_Exercise description_. Update the material from its first line through the line containing "common-env-label: c2 [50, 512, 63, 529]" by replacing "trait-cell" with "trait-label" and leaving everything else unchanged. Give only those lines.

_Rows_.

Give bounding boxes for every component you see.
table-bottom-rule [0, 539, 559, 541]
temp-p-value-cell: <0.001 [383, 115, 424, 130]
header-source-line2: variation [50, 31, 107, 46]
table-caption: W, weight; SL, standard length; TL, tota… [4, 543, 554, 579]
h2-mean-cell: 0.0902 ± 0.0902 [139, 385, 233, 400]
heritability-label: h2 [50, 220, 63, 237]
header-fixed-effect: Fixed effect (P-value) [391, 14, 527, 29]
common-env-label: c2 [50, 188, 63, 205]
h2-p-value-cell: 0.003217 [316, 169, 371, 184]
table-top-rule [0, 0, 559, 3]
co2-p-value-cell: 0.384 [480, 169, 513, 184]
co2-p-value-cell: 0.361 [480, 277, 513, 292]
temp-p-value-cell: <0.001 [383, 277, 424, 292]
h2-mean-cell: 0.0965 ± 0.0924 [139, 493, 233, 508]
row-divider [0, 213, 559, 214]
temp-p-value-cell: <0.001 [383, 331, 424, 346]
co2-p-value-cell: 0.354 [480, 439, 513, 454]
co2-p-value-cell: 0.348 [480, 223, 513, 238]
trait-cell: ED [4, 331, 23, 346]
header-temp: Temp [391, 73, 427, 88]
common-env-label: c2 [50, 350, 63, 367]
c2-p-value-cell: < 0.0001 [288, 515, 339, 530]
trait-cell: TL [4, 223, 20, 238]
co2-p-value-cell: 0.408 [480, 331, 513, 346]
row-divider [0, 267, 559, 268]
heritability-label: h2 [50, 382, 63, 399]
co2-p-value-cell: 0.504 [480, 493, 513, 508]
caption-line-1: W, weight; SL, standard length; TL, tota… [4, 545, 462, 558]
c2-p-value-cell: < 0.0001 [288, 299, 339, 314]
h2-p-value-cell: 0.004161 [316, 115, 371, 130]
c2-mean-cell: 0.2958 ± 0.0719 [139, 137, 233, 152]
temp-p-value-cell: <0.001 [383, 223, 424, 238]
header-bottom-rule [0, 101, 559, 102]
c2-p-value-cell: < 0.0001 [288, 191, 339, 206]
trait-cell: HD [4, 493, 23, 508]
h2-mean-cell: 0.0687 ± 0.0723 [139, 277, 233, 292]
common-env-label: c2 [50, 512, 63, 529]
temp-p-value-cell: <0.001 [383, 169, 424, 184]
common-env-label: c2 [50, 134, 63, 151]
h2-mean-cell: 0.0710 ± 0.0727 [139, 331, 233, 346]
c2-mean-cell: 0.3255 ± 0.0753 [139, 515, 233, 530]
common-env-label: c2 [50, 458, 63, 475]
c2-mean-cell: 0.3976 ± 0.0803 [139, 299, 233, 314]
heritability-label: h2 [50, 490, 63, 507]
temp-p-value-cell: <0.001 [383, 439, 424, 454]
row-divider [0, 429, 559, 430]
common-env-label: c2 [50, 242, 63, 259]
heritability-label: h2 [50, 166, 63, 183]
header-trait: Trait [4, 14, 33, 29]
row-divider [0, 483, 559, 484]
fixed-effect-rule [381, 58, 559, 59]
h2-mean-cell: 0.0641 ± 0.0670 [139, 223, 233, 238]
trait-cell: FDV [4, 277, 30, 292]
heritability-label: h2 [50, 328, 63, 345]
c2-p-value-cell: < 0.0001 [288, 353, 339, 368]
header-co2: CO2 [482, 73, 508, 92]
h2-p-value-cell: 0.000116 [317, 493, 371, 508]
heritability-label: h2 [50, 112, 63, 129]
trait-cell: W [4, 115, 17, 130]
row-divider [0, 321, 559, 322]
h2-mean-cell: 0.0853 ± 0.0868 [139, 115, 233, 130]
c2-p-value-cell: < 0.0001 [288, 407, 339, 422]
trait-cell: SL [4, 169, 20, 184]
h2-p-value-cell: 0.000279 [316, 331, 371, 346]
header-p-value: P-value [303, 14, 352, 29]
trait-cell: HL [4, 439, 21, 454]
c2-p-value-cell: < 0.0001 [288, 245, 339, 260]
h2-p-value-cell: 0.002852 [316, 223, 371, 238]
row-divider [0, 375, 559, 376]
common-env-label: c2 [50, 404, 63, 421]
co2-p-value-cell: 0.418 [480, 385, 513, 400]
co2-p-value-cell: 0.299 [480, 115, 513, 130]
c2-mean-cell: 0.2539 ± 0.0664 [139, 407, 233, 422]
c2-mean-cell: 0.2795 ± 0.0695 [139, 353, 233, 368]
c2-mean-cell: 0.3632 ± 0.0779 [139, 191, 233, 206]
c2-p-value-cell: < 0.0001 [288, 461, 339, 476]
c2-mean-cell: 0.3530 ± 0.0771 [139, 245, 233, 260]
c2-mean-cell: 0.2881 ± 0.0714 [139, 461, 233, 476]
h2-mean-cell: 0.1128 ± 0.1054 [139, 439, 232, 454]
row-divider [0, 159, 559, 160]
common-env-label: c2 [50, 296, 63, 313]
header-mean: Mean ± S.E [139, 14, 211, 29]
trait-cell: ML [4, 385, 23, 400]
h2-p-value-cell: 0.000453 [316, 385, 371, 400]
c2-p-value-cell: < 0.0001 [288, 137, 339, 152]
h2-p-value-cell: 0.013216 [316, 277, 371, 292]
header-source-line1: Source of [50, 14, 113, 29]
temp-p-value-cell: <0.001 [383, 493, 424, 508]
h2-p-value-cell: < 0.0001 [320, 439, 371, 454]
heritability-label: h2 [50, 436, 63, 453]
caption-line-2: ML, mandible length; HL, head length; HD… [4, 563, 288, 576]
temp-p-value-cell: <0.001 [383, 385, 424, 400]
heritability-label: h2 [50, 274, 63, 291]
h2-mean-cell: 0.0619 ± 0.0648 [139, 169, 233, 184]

_Exercise response_.
Give bounding boxes for every component you see.
table-bottom-rule [0, 539, 559, 541]
temp-p-value-cell: <0.001 [383, 115, 424, 130]
header-source-line2: variation [50, 31, 107, 46]
table-caption: W, weight; SL, standard length; TL, tota… [4, 543, 554, 579]
h2-mean-cell: 0.0902 ± 0.0902 [139, 385, 233, 400]
heritability-label: h2 [50, 220, 63, 237]
header-fixed-effect: Fixed effect (P-value) [391, 14, 527, 29]
common-env-label: c2 [50, 188, 63, 205]
h2-p-value-cell: 0.003217 [316, 169, 371, 184]
table-top-rule [0, 0, 559, 3]
co2-p-value-cell: 0.384 [480, 169, 513, 184]
co2-p-value-cell: 0.361 [480, 277, 513, 292]
temp-p-value-cell: <0.001 [383, 277, 424, 292]
h2-mean-cell: 0.0965 ± 0.0924 [139, 493, 233, 508]
row-divider [0, 213, 559, 214]
temp-p-value-cell: <0.001 [383, 331, 424, 346]
co2-p-value-cell: 0.354 [480, 439, 513, 454]
co2-p-value-cell: 0.348 [480, 223, 513, 238]
trait-label: ED [4, 331, 23, 346]
header-temp: Temp [391, 73, 427, 88]
common-env-label: c2 [50, 350, 63, 367]
c2-p-value-cell: < 0.0001 [288, 515, 339, 530]
trait-label: TL [4, 223, 20, 238]
co2-p-value-cell: 0.408 [480, 331, 513, 346]
row-divider [0, 267, 559, 268]
heritability-label: h2 [50, 382, 63, 399]
co2-p-value-cell: 0.504 [480, 493, 513, 508]
caption-line-1: W, weight; SL, standard length; TL, tota… [4, 545, 462, 558]
c2-p-value-cell: < 0.0001 [288, 299, 339, 314]
h2-p-value-cell: 0.004161 [316, 115, 371, 130]
c2-mean-cell: 0.2958 ± 0.0719 [139, 137, 233, 152]
temp-p-value-cell: <0.001 [383, 223, 424, 238]
header-bottom-rule [0, 101, 559, 102]
c2-p-value-cell: < 0.0001 [288, 191, 339, 206]
trait-label: HD [4, 493, 23, 508]
h2-mean-cell: 0.0687 ± 0.0723 [139, 277, 233, 292]
common-env-label: c2 [50, 512, 63, 529]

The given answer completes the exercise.